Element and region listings
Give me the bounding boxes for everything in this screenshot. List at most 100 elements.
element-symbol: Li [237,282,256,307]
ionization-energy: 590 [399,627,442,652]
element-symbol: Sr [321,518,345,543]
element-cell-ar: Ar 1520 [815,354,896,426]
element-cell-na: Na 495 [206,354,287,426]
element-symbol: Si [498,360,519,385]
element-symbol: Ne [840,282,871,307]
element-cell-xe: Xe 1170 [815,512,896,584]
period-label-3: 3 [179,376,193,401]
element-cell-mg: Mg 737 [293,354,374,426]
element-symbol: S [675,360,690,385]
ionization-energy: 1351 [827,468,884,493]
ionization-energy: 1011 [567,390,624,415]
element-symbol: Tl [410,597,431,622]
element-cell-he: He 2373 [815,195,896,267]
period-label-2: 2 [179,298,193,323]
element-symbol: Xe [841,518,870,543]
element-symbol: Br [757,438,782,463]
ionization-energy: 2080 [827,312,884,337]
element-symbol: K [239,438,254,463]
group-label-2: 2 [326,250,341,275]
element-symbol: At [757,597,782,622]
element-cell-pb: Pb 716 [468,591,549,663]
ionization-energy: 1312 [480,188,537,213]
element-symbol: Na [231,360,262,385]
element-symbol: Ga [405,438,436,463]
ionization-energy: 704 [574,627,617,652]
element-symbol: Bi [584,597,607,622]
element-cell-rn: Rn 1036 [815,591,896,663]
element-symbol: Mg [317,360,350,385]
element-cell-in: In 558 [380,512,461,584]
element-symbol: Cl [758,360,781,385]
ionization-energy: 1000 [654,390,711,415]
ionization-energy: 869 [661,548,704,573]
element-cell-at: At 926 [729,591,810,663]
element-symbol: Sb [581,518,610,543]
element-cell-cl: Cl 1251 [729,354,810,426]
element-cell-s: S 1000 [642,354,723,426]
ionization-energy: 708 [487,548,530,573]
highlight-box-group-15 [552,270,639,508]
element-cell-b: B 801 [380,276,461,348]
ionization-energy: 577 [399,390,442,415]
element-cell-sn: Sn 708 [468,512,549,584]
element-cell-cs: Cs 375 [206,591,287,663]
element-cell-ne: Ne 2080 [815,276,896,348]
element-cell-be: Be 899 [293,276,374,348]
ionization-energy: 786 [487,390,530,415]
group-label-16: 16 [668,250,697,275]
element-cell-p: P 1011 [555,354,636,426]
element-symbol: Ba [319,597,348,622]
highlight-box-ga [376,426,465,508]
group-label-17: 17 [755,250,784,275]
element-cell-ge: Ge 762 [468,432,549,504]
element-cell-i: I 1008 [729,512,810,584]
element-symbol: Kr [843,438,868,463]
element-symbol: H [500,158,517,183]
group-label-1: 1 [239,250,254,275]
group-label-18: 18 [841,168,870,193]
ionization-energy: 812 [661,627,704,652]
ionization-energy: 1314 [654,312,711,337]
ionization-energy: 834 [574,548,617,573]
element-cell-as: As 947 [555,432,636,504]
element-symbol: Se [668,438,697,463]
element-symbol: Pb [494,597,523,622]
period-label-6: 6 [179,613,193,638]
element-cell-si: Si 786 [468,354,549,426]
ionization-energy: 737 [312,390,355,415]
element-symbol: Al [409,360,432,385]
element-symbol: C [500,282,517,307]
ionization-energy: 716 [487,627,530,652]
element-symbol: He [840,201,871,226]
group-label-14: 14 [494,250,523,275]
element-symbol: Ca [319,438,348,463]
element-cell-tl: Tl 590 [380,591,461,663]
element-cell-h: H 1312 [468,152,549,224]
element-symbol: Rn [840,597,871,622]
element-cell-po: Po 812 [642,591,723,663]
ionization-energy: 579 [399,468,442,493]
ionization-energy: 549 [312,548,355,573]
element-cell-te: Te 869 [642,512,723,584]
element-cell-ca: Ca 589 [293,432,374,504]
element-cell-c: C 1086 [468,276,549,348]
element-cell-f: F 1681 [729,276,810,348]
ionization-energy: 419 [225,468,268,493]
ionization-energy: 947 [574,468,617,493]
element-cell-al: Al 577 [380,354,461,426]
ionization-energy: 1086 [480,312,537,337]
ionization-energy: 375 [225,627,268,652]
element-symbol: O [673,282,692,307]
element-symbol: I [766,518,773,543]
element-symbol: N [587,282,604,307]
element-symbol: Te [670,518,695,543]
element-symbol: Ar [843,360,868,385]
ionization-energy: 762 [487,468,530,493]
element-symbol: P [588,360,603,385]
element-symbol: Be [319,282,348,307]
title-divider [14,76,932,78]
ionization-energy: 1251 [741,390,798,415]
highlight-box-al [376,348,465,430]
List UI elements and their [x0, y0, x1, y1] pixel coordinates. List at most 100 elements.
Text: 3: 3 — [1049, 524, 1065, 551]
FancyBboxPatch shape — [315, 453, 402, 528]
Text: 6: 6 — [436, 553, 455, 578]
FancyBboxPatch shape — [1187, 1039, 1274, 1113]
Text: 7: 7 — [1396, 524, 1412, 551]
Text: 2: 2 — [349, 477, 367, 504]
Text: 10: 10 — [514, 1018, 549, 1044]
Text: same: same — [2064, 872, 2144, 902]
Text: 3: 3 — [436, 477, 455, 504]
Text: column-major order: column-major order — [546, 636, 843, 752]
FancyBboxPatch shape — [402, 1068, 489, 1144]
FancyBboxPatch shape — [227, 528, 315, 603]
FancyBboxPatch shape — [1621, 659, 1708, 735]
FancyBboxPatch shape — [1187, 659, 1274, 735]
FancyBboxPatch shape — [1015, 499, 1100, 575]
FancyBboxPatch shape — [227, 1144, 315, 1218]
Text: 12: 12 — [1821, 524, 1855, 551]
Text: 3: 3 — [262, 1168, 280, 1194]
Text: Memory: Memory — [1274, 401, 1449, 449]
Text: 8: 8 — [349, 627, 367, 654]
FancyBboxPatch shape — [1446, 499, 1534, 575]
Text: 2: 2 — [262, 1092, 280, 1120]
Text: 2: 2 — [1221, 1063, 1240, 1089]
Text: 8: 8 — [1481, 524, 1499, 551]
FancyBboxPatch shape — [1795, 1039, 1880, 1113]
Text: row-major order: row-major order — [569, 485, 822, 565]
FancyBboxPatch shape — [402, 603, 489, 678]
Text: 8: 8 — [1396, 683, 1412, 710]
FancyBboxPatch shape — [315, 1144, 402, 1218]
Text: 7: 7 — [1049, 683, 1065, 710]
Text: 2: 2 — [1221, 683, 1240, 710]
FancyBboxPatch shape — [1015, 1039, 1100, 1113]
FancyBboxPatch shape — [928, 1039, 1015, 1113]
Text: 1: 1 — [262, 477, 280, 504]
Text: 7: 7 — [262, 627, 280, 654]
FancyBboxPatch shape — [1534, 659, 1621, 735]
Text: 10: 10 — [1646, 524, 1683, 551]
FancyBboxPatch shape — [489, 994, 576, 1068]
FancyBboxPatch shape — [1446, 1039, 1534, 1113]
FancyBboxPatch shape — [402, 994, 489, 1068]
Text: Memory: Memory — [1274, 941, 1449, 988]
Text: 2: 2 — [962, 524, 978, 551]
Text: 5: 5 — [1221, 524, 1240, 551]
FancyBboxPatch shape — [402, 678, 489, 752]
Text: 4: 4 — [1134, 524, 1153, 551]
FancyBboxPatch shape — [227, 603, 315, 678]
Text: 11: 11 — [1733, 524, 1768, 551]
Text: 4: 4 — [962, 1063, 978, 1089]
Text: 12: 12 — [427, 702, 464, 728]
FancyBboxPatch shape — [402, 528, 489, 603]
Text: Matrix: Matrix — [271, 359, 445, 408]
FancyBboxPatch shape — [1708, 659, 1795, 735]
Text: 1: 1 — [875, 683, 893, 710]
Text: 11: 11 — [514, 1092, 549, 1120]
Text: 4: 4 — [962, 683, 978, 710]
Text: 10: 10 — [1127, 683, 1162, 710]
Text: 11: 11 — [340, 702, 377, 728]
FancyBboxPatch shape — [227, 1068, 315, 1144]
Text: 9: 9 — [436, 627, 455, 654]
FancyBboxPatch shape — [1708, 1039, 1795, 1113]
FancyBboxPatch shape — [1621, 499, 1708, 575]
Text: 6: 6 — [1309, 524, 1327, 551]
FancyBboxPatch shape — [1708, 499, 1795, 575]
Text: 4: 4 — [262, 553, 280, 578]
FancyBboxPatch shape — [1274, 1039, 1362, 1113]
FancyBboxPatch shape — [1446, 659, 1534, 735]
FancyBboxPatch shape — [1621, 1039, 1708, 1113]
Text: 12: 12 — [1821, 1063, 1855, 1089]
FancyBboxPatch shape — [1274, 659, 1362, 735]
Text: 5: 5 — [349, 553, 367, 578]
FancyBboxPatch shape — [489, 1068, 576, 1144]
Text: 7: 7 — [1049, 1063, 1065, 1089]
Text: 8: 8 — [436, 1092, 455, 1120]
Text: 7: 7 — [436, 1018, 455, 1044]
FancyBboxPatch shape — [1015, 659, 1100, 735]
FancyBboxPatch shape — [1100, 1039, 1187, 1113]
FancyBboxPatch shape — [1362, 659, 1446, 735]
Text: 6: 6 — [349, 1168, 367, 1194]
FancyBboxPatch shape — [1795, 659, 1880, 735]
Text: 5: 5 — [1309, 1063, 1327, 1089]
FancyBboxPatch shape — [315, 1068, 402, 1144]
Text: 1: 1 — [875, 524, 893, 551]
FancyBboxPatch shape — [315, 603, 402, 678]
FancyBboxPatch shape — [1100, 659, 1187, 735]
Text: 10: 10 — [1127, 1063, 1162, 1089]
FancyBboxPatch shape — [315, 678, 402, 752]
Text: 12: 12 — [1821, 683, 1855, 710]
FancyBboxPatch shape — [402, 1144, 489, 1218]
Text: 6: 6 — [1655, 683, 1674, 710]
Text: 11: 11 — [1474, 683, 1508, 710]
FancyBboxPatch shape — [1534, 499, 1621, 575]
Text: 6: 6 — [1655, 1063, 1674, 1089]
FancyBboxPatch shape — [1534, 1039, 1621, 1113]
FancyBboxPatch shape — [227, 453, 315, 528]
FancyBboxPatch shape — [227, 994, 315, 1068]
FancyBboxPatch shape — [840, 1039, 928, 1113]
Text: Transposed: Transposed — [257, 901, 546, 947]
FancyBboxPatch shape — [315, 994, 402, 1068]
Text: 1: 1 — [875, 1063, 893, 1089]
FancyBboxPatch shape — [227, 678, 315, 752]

Stated goal
Copy out the records from their first line through the line containing "element-cell-xe: Xe 1170 [815,512,896,584]", with both ends included.

Answer to the problem
Give me the bounding boxes for everything in this screenshot. List at most 100 elements.
element-symbol: Li [237,282,256,307]
ionization-energy: 590 [399,627,442,652]
element-symbol: Sr [321,518,345,543]
element-cell-ar: Ar 1520 [815,354,896,426]
element-cell-na: Na 495 [206,354,287,426]
element-symbol: Si [498,360,519,385]
element-symbol: Ne [840,282,871,307]
element-cell-xe: Xe 1170 [815,512,896,584]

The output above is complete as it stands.